**Entries supplied:**
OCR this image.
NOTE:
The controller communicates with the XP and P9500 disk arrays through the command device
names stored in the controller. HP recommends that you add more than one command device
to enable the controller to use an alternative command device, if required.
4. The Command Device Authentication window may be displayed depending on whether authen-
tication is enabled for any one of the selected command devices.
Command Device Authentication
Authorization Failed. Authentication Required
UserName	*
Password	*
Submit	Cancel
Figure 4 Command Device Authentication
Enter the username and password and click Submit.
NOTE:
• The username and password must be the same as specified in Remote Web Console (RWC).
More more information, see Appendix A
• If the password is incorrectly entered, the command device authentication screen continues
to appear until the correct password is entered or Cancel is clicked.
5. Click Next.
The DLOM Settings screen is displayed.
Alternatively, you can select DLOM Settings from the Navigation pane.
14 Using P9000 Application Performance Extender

**Written request:**
Give a word-for-word copy of the records.

**Solution to this problem:**
OCR this image.
NOTE:
The controller communicates with the XP and P9500 disk arrays through the command device
names stored in the controller. HP recommends that you add more than one command device
to enable the controller to use an alternative command device, if required.
4. The Command Device Authentication window may be displayed depending on whether authen-
tication is enabled for any one of the selected command devices.
Command Device Authentication
Authorization Failed. Authentication Required
UserName	*
Password	*
Submit	Cancel
Figure 4 Command Device Authentication
Enter the username and password and click Submit.
NOTE:
• The username and password must be the same as specified in Remote Web Console (RWC).
More more information, see Appendix A
• If the password is incorrectly entered, the command device authentication screen continues
to appear until the correct password is entered or Cancel is clicked.
5. Click Next.
The DLOM Settings screen is displayed.
Alternatively, you can select DLOM Settings from the Navigation pane.
14 Using P9000 Application Performance Extender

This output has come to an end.